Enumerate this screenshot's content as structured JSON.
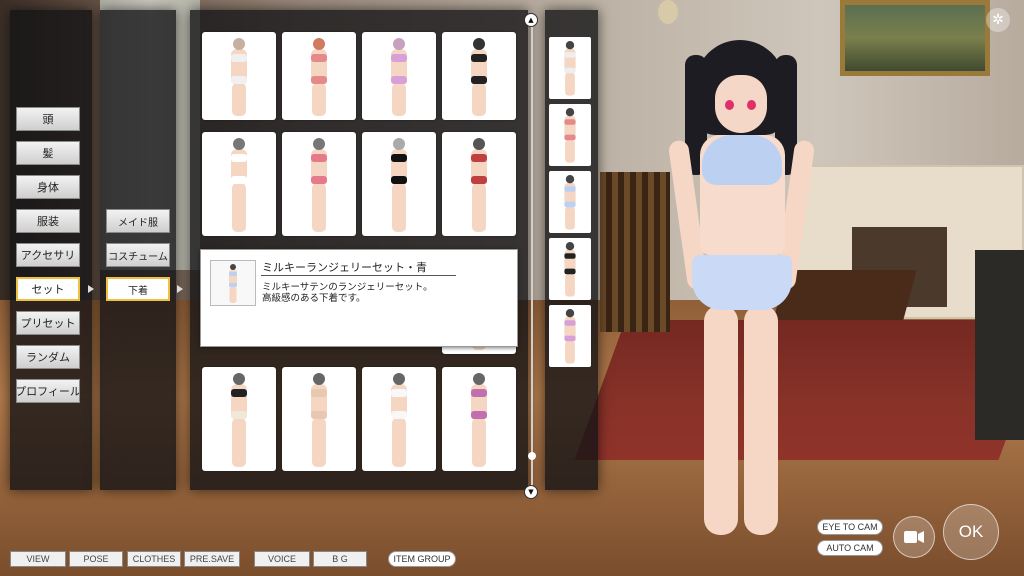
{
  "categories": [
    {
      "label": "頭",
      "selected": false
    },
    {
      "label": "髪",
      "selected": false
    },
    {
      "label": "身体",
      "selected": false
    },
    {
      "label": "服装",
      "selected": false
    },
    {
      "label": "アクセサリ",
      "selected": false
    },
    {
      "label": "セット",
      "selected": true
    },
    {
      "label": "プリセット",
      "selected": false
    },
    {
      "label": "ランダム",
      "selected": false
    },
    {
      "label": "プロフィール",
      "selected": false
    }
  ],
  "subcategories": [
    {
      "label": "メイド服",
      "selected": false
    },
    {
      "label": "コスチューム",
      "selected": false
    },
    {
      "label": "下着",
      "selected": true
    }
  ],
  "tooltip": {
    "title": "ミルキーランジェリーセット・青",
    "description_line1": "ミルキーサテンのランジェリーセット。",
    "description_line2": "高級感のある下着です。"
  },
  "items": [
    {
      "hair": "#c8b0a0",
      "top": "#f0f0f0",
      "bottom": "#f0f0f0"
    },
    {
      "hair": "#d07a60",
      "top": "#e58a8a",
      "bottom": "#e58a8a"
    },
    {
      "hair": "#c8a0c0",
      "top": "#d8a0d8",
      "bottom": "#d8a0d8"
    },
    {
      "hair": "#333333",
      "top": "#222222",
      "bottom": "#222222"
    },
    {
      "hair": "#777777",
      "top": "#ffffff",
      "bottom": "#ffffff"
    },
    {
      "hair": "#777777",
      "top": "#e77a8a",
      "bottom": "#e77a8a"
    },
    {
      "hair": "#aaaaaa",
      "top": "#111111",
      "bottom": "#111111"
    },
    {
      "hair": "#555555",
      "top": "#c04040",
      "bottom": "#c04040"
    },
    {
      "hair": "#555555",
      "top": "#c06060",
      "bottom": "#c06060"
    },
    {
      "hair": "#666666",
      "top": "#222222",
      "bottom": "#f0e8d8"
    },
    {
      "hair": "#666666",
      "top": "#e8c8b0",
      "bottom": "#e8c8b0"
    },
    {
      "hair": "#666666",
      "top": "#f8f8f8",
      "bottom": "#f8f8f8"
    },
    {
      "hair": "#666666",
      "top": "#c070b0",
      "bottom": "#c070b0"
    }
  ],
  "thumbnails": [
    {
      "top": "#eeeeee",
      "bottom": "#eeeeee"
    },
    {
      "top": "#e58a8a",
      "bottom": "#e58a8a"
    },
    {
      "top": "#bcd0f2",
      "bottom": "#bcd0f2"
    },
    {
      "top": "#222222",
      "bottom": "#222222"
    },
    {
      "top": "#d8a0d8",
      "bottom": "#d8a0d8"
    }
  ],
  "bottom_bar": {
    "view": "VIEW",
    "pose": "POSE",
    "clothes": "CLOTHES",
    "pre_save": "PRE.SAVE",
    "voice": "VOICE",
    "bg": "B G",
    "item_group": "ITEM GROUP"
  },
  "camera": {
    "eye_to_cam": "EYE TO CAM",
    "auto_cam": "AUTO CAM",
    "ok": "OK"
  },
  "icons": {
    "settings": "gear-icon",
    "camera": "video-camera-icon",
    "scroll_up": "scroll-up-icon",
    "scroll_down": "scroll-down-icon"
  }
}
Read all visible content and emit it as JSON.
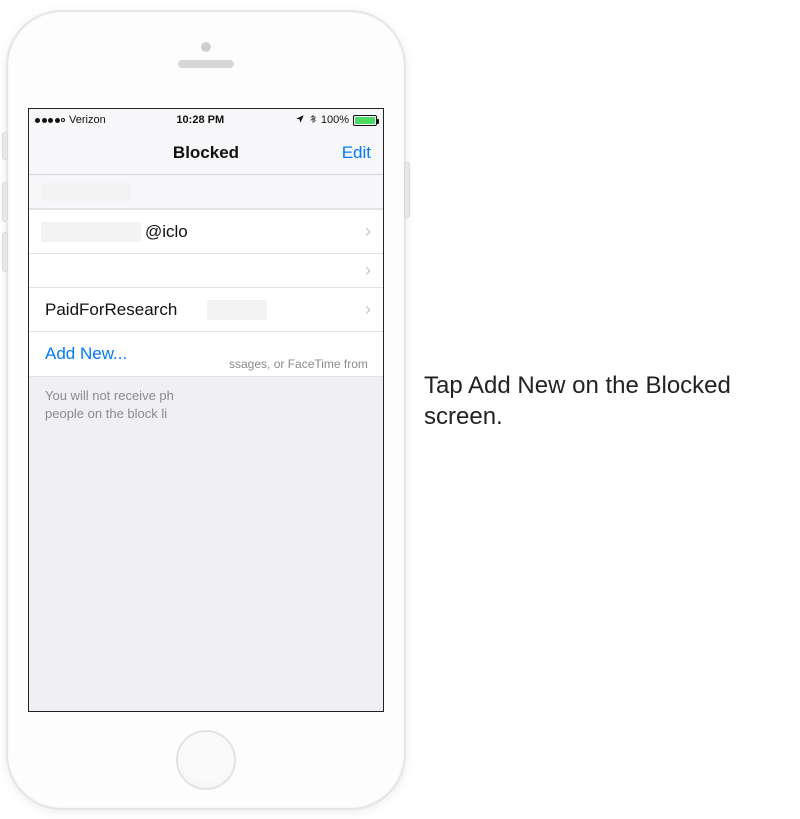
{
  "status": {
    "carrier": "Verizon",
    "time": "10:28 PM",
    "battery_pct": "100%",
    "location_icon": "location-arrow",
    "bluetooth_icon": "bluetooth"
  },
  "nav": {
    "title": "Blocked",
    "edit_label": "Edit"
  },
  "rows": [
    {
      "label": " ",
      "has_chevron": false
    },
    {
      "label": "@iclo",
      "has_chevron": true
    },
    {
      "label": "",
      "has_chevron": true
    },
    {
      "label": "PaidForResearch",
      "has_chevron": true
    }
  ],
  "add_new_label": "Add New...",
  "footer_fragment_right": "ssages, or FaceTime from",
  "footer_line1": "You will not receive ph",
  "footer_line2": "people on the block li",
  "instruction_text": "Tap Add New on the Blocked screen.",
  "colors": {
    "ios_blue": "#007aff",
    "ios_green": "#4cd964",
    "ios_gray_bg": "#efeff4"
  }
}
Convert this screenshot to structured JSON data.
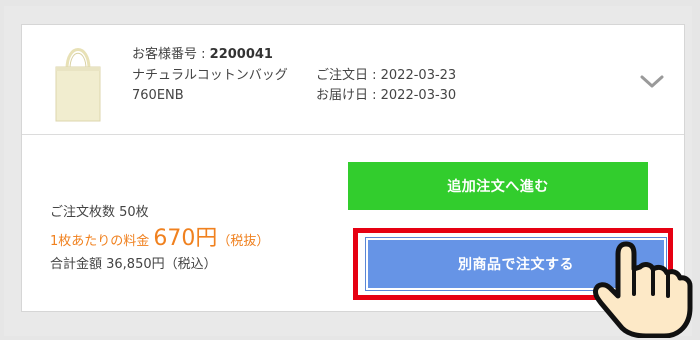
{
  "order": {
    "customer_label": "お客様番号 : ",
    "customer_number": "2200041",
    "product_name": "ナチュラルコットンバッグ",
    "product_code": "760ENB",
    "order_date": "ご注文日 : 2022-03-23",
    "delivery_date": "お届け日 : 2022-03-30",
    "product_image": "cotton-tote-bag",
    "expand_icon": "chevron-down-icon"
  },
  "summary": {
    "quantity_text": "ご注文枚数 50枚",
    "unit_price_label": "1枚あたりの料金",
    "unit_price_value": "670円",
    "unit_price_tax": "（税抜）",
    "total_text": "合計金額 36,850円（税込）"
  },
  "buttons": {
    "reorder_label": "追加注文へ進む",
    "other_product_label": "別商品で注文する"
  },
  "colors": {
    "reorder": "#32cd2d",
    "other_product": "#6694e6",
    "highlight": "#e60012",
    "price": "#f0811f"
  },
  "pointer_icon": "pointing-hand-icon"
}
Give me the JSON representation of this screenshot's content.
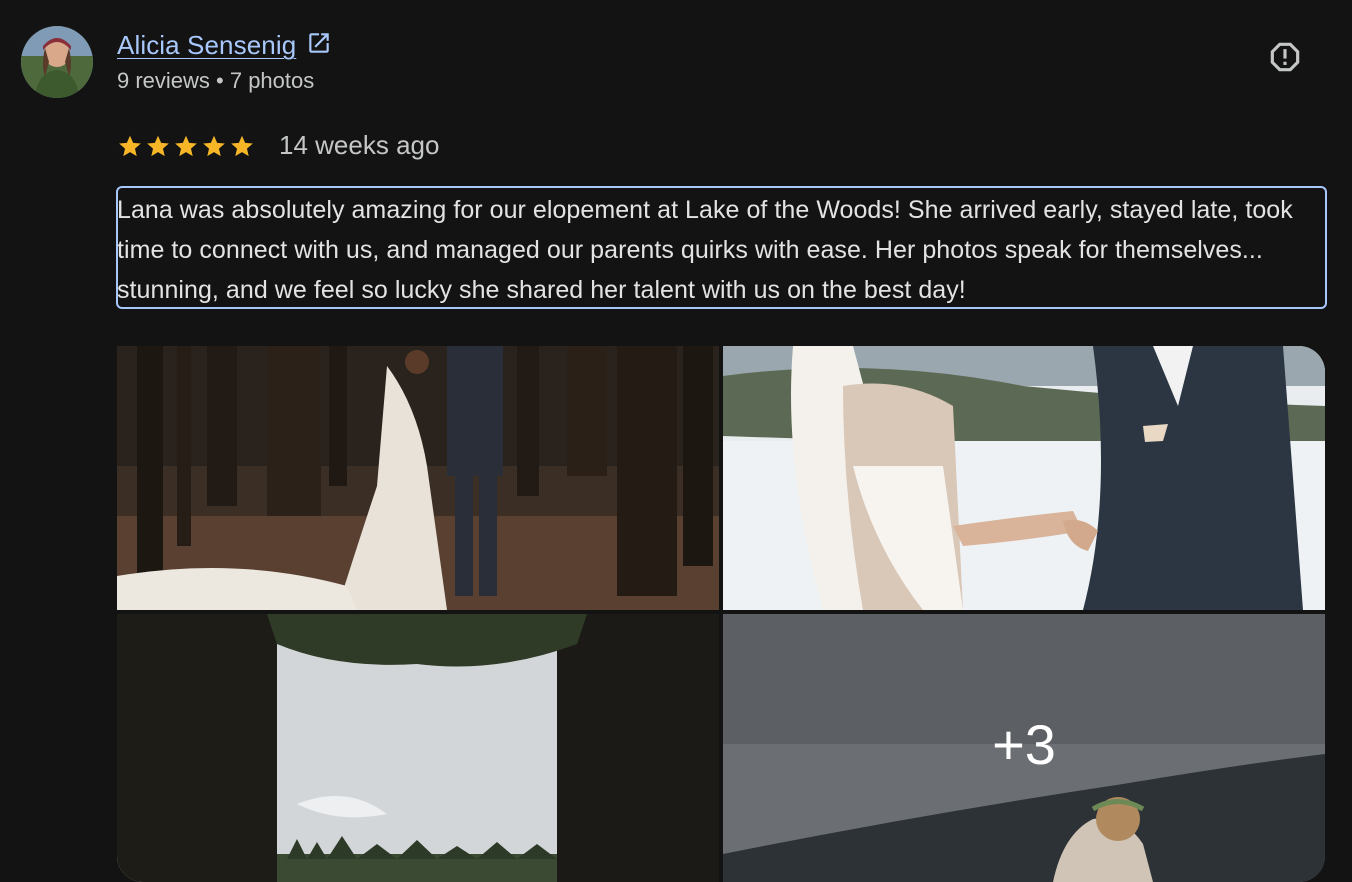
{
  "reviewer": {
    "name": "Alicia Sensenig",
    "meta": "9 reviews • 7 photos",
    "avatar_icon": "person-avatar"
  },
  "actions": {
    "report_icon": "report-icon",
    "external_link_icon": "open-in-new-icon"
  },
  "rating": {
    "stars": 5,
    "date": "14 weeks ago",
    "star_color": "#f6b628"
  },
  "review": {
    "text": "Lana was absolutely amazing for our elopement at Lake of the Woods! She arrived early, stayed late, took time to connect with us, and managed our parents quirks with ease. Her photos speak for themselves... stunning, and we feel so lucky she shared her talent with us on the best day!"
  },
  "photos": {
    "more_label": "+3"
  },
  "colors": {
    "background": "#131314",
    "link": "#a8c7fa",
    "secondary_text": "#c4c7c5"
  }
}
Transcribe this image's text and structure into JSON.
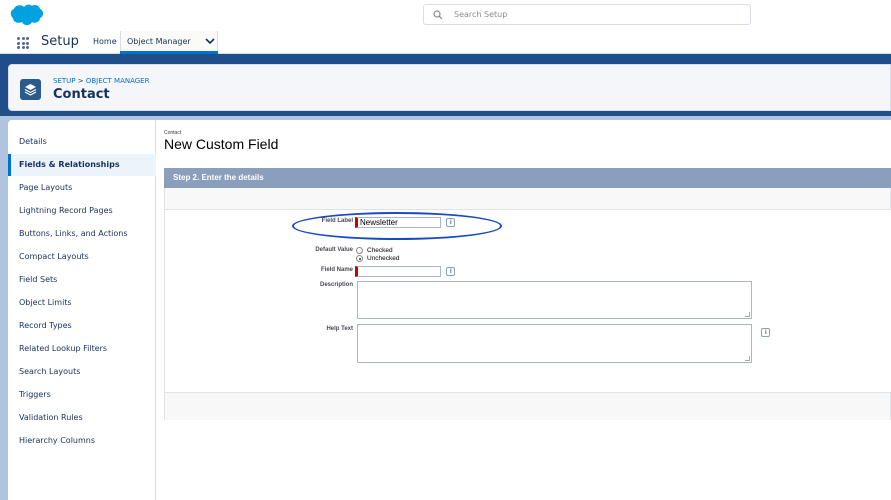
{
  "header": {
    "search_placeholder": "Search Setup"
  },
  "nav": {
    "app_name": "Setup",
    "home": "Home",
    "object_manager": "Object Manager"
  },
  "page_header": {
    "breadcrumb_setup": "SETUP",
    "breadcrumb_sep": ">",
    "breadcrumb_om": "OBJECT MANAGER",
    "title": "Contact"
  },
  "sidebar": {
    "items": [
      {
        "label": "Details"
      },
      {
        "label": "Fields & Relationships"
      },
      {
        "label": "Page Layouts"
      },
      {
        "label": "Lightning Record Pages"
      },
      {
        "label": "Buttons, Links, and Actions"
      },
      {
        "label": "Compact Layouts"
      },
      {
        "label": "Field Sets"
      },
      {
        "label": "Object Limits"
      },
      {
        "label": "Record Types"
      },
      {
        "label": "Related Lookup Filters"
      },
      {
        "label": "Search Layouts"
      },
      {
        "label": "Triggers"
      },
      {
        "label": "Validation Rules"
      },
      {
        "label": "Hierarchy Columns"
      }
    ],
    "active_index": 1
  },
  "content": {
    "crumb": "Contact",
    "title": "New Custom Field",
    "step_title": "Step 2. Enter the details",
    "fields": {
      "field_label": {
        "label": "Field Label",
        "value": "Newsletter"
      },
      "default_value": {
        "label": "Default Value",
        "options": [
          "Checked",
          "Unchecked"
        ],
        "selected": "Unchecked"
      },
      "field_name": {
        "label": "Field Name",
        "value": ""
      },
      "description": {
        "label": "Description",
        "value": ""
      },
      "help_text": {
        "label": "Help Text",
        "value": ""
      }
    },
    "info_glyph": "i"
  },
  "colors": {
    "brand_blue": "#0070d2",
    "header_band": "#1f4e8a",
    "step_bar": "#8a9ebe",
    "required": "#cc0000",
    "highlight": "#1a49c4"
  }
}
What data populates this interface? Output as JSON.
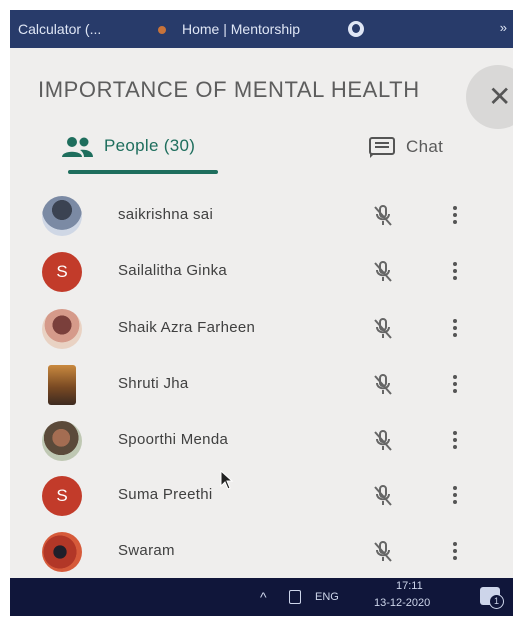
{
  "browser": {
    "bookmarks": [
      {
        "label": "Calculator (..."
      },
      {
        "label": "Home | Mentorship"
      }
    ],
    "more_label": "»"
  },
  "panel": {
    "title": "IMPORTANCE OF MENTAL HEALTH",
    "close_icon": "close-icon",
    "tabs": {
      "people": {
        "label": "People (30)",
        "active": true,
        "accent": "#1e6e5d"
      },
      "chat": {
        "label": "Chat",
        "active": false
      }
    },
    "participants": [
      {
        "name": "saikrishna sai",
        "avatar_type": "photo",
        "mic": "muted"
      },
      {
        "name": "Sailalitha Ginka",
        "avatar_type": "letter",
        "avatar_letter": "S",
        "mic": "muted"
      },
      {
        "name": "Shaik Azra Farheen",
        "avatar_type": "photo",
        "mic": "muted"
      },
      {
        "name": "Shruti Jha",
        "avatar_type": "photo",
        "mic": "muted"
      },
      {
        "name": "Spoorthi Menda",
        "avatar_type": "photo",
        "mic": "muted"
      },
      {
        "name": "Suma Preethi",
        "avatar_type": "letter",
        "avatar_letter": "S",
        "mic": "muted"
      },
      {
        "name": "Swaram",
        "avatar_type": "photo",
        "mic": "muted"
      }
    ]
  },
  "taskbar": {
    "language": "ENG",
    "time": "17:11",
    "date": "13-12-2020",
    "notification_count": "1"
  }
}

****

Task requirements
From the records above, copy every line that holds the word "Blocked".

Task output
    "title": "Blocked",
  "instruction_text": "Tap Add New on the Blocked screen.",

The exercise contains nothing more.